GOAL OF THE EXERCISE: Can you lay out the lines of every record below as a numbered list, leaving out any blank lines?
::: MATERIAL TO PROCESS :::
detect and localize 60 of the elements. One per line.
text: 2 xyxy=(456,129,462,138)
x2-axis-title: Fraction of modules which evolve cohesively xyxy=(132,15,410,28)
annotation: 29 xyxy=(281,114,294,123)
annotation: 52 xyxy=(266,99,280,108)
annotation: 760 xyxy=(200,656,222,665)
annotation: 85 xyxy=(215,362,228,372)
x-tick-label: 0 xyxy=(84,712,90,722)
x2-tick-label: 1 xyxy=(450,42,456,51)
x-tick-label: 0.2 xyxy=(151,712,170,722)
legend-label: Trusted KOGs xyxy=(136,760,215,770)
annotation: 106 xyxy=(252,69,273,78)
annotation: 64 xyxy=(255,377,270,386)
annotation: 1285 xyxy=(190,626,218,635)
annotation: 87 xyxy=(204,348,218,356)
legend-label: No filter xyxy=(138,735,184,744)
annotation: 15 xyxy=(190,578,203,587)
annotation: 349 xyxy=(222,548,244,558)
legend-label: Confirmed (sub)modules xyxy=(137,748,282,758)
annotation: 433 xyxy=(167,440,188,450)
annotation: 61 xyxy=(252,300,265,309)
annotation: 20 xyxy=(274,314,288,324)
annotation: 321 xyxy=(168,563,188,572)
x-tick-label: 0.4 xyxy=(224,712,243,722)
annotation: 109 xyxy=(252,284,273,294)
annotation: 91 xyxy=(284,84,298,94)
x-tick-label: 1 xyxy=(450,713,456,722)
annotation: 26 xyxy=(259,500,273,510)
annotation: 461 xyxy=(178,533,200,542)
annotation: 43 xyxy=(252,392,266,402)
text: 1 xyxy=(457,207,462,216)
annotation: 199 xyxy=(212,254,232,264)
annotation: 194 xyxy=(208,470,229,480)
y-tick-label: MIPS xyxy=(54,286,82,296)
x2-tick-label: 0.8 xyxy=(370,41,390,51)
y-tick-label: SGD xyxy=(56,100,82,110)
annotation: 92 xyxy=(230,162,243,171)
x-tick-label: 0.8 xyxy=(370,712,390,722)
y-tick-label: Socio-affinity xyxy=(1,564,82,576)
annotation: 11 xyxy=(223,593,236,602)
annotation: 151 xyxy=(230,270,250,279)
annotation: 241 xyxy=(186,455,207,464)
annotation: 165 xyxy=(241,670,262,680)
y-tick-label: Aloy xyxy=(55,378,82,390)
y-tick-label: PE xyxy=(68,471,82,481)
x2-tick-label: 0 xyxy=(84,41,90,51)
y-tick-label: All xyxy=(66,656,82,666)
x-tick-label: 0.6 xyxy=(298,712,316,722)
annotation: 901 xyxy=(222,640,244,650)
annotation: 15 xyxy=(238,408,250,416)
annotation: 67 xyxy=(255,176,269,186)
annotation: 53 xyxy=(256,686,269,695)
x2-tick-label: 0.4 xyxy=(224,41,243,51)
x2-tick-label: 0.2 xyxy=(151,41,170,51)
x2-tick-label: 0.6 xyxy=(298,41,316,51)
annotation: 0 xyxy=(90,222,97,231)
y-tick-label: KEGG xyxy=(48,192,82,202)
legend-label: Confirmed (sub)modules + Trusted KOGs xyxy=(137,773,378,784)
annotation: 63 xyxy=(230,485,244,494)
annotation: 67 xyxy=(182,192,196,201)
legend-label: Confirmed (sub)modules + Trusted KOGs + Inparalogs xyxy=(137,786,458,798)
:::
THE SOLUTION:
1. detect and localize 60 of the elements. One per line.
2. text: 2 xyxy=(456,129,462,138)
3. x2-axis-title: Fraction of modules which evolve cohesively xyxy=(132,15,410,28)
4. annotation: 29 xyxy=(281,114,294,123)
5. annotation: 52 xyxy=(266,99,280,108)
6. annotation: 760 xyxy=(200,656,222,665)
7. annotation: 85 xyxy=(215,362,228,372)
8. x-tick-label: 0 xyxy=(84,712,90,722)
9. x2-tick-label: 1 xyxy=(450,42,456,51)
10. x-tick-label: 0.2 xyxy=(151,712,170,722)
11. legend-label: Trusted KOGs xyxy=(136,760,215,770)
12. annotation: 106 xyxy=(252,69,273,78)
13. annotation: 64 xyxy=(255,377,270,386)
14. annotation: 1285 xyxy=(190,626,218,635)
15. annotation: 87 xyxy=(204,348,218,356)
16. legend-label: No filter xyxy=(138,735,184,744)
17. annotation: 15 xyxy=(190,578,203,587)
18. annotation: 349 xyxy=(222,548,244,558)
19. legend-label: Confirmed (sub)modules xyxy=(137,748,282,758)
20. annotation: 433 xyxy=(167,440,188,450)
21. annotation: 61 xyxy=(252,300,265,309)
22. annotation: 20 xyxy=(274,314,288,324)
23. annotation: 321 xyxy=(168,563,188,572)
24. x-tick-label: 0.4 xyxy=(224,712,243,722)
25. annotation: 109 xyxy=(252,284,273,294)
26. annotation: 91 xyxy=(284,84,298,94)
27. x-tick-label: 1 xyxy=(450,713,456,722)
28. annotation: 26 xyxy=(259,500,273,510)
29. annotation: 461 xyxy=(178,533,200,542)
30. annotation: 43 xyxy=(252,392,266,402)
31. text: 1 xyxy=(457,207,462,216)
32. annotation: 199 xyxy=(212,254,232,264)
33. annotation: 194 xyxy=(208,470,229,480)
34. y-tick-label: MIPS xyxy=(54,286,82,296)
35. x2-tick-label: 0.8 xyxy=(370,41,390,51)
36. y-tick-label: SGD xyxy=(56,100,82,110)
37. annotation: 92 xyxy=(230,162,243,171)
38. x-tick-label: 0.8 xyxy=(370,712,390,722)
39. y-tick-label: Socio-affinity xyxy=(1,564,82,576)
40. annotation: 11 xyxy=(223,593,236,602)
41. annotation: 151 xyxy=(230,270,250,279)
42. annotation: 241 xyxy=(186,455,207,464)
43. annotation: 165 xyxy=(241,670,262,680)
44. y-tick-label: Aloy xyxy=(55,378,82,390)
45. y-tick-label: PE xyxy=(68,471,82,481)
46. x2-tick-label: 0 xyxy=(84,41,90,51)
47. y-tick-label: All xyxy=(66,656,82,666)
48. x-tick-label: 0.6 xyxy=(298,712,316,722)
49. annotation: 901 xyxy=(222,640,244,650)
50. annotation: 15 xyxy=(238,408,250,416)
51. annotation: 67 xyxy=(255,176,269,186)
52. annotation: 53 xyxy=(256,686,269,695)
53. x2-tick-label: 0.4 xyxy=(224,41,243,51)
54. x2-tick-label: 0.2 xyxy=(151,41,170,51)
55. x2-tick-label: 0.6 xyxy=(298,41,316,51)
56. annotation: 0 xyxy=(90,222,97,231)
57. y-tick-label: KEGG xyxy=(48,192,82,202)
58. legend-label: Confirmed (sub)modules + Trusted KOGs xyxy=(137,773,378,784)
59. annotation: 63 xyxy=(230,485,244,494)
60. annotation: 67 xyxy=(182,192,196,201)
61. legend-label: Confirmed (sub)modules + Trusted KOGs + Inparalogs xyxy=(137,786,458,798)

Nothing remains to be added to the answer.